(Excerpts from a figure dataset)
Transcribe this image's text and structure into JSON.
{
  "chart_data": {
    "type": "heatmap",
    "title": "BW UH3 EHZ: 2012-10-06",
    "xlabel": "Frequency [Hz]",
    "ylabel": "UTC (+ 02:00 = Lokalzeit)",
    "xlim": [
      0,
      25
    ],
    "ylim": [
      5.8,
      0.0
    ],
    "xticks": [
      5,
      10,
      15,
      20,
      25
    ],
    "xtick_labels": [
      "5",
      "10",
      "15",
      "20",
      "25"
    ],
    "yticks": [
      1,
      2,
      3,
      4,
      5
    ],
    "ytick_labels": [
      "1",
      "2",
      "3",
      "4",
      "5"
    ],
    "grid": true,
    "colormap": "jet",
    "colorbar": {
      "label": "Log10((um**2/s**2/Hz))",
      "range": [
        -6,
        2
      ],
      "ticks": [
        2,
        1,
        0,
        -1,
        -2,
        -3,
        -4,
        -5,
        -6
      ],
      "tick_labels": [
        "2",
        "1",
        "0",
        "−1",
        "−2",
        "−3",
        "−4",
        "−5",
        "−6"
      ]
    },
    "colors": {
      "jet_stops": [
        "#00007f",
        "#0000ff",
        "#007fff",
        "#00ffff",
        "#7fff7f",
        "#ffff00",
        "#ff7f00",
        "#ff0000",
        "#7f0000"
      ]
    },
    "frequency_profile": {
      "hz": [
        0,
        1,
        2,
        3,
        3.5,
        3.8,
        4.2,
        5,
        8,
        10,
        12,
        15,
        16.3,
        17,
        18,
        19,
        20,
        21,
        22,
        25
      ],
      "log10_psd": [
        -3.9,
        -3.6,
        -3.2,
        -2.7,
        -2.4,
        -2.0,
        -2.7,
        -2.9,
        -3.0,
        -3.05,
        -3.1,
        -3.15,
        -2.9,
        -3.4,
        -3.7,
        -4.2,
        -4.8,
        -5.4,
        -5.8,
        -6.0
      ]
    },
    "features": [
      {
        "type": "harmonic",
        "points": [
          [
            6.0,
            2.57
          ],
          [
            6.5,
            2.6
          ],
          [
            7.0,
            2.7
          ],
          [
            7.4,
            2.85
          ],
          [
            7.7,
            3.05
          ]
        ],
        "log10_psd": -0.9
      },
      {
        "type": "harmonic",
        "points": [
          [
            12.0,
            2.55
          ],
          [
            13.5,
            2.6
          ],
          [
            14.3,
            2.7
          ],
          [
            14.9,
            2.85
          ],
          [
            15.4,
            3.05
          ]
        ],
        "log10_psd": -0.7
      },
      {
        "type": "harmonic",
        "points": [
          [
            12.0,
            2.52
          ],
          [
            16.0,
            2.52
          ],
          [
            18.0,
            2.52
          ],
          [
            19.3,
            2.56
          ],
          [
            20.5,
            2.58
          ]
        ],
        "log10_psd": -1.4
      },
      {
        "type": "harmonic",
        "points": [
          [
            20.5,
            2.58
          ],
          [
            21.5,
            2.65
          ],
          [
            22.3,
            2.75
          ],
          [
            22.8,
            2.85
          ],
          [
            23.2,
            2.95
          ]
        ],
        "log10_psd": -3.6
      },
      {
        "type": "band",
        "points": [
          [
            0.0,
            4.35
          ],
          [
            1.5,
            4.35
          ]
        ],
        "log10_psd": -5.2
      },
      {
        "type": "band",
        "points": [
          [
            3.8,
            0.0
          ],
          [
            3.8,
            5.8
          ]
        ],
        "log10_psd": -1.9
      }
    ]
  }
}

• Exercise:
From the first line to the last, retype the data exactly.

• Exercise solution:
Transcribe this image's text and structure into JSON.
{
  "chart_data": {
    "type": "heatmap",
    "title": "BW UH3 EHZ: 2012-10-06",
    "xlabel": "Frequency [Hz]",
    "ylabel": "UTC (+ 02:00 = Lokalzeit)",
    "xlim": [
      0,
      25
    ],
    "ylim": [
      5.8,
      0.0
    ],
    "xticks": [
      5,
      10,
      15,
      20,
      25
    ],
    "xtick_labels": [
      "5",
      "10",
      "15",
      "20",
      "25"
    ],
    "yticks": [
      1,
      2,
      3,
      4,
      5
    ],
    "ytick_labels": [
      "1",
      "2",
      "3",
      "4",
      "5"
    ],
    "grid": true,
    "colormap": "jet",
    "colorbar": {
      "label": "Log10((um**2/s**2/Hz))",
      "range": [
        -6,
        2
      ],
      "ticks": [
        2,
        1,
        0,
        -1,
        -2,
        -3,
        -4,
        -5,
        -6
      ],
      "tick_labels": [
        "2",
        "1",
        "0",
        "−1",
        "−2",
        "−3",
        "−4",
        "−5",
        "−6"
      ]
    },
    "colors": {
      "jet_stops": [
        "#00007f",
        "#0000ff",
        "#007fff",
        "#00ffff",
        "#7fff7f",
        "#ffff00",
        "#ff7f00",
        "#ff0000",
        "#7f0000"
      ]
    },
    "frequency_profile": {
      "hz": [
        0,
        1,
        2,
        3,
        3.5,
        3.8,
        4.2,
        5,
        8,
        10,
        12,
        15,
        16.3,
        17,
        18,
        19,
        20,
        21,
        22,
        25
      ],
      "log10_psd": [
        -3.9,
        -3.6,
        -3.2,
        -2.7,
        -2.4,
        -2.0,
        -2.7,
        -2.9,
        -3.0,
        -3.05,
        -3.1,
        -3.15,
        -2.9,
        -3.4,
        -3.7,
        -4.2,
        -4.8,
        -5.4,
        -5.8,
        -6.0
      ]
    },
    "features": [
      {
        "type": "harmonic",
        "points": [
          [
            6.0,
            2.57
          ],
          [
            6.5,
            2.6
          ],
          [
            7.0,
            2.7
          ],
          [
            7.4,
            2.85
          ],
          [
            7.7,
            3.05
          ]
        ],
        "log10_psd": -0.9
      },
      {
        "type": "harmonic",
        "points": [
          [
            12.0,
            2.55
          ],
          [
            13.5,
            2.6
          ],
          [
            14.3,
            2.7
          ],
          [
            14.9,
            2.85
          ],
          [
            15.4,
            3.05
          ]
        ],
        "log10_psd": -0.7
      },
      {
        "type": "harmonic",
        "points": [
          [
            12.0,
            2.52
          ],
          [
            16.0,
            2.52
          ],
          [
            18.0,
            2.52
          ],
          [
            19.3,
            2.56
          ],
          [
            20.5,
            2.58
          ]
        ],
        "log10_psd": -1.4
      },
      {
        "type": "harmonic",
        "points": [
          [
            20.5,
            2.58
          ],
          [
            21.5,
            2.65
          ],
          [
            22.3,
            2.75
          ],
          [
            22.8,
            2.85
          ],
          [
            23.2,
            2.95
          ]
        ],
        "log10_psd": -3.6
      },
      {
        "type": "band",
        "points": [
          [
            0.0,
            4.35
          ],
          [
            1.5,
            4.35
          ]
        ],
        "log10_psd": -5.2
      },
      {
        "type": "band",
        "points": [
          [
            3.8,
            0.0
          ],
          [
            3.8,
            5.8
          ]
        ],
        "log10_psd": -1.9
      }
    ]
  }
}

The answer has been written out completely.